→ **THE EXERCISE**
Each line below should be quoted exactly, please.

+-------+

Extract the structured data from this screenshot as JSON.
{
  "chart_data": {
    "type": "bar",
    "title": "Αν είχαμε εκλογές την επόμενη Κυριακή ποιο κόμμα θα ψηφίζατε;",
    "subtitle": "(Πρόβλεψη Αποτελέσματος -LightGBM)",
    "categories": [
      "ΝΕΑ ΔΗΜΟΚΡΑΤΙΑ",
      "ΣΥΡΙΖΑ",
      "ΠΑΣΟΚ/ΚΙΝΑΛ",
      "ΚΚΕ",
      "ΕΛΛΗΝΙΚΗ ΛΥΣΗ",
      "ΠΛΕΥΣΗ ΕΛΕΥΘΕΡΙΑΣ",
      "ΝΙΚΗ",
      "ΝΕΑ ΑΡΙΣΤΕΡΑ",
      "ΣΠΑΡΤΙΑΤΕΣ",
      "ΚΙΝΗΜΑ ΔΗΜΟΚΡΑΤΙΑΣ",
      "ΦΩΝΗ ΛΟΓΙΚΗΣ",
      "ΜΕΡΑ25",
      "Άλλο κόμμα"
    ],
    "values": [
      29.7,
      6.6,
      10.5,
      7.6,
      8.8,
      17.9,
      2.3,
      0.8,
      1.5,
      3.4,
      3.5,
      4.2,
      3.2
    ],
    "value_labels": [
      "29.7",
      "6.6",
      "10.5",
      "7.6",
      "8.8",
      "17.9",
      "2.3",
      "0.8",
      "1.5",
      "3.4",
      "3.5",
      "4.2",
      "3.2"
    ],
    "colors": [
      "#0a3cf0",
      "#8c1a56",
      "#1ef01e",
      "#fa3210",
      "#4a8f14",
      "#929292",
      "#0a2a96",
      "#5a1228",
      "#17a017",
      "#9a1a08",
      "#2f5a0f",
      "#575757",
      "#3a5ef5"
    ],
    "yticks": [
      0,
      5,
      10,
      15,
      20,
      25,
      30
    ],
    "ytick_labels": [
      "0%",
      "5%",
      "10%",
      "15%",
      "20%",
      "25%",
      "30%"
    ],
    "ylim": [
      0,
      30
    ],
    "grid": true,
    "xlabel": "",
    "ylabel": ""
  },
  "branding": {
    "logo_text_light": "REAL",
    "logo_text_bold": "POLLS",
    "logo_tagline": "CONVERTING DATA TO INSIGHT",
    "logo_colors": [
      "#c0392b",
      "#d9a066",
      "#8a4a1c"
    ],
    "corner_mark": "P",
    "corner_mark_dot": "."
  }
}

+-------+

→ **EXPECTED ANSWER**
Extract the structured data from this screenshot as JSON.
{
  "chart_data": {
    "type": "bar",
    "title": "Αν είχαμε εκλογές την επόμενη Κυριακή ποιο κόμμα θα ψηφίζατε;",
    "subtitle": "(Πρόβλεψη Αποτελέσματος -LightGBM)",
    "categories": [
      "ΝΕΑ ΔΗΜΟΚΡΑΤΙΑ",
      "ΣΥΡΙΖΑ",
      "ΠΑΣΟΚ/ΚΙΝΑΛ",
      "ΚΚΕ",
      "ΕΛΛΗΝΙΚΗ ΛΥΣΗ",
      "ΠΛΕΥΣΗ ΕΛΕΥΘΕΡΙΑΣ",
      "ΝΙΚΗ",
      "ΝΕΑ ΑΡΙΣΤΕΡΑ",
      "ΣΠΑΡΤΙΑΤΕΣ",
      "ΚΙΝΗΜΑ ΔΗΜΟΚΡΑΤΙΑΣ",
      "ΦΩΝΗ ΛΟΓΙΚΗΣ",
      "ΜΕΡΑ25",
      "Άλλο κόμμα"
    ],
    "values": [
      29.7,
      6.6,
      10.5,
      7.6,
      8.8,
      17.9,
      2.3,
      0.8,
      1.5,
      3.4,
      3.5,
      4.2,
      3.2
    ],
    "value_labels": [
      "29.7",
      "6.6",
      "10.5",
      "7.6",
      "8.8",
      "17.9",
      "2.3",
      "0.8",
      "1.5",
      "3.4",
      "3.5",
      "4.2",
      "3.2"
    ],
    "colors": [
      "#0a3cf0",
      "#8c1a56",
      "#1ef01e",
      "#fa3210",
      "#4a8f14",
      "#929292",
      "#0a2a96",
      "#5a1228",
      "#17a017",
      "#9a1a08",
      "#2f5a0f",
      "#575757",
      "#3a5ef5"
    ],
    "yticks": [
      0,
      5,
      10,
      15,
      20,
      25,
      30
    ],
    "ytick_labels": [
      "0%",
      "5%",
      "10%",
      "15%",
      "20%",
      "25%",
      "30%"
    ],
    "ylim": [
      0,
      30
    ],
    "grid": true,
    "xlabel": "",
    "ylabel": ""
  },
  "branding": {
    "logo_text_light": "REAL",
    "logo_text_bold": "POLLS",
    "logo_tagline": "CONVERTING DATA TO INSIGHT",
    "logo_colors": [
      "#c0392b",
      "#d9a066",
      "#8a4a1c"
    ],
    "corner_mark": "P",
    "corner_mark_dot": "."
  }
}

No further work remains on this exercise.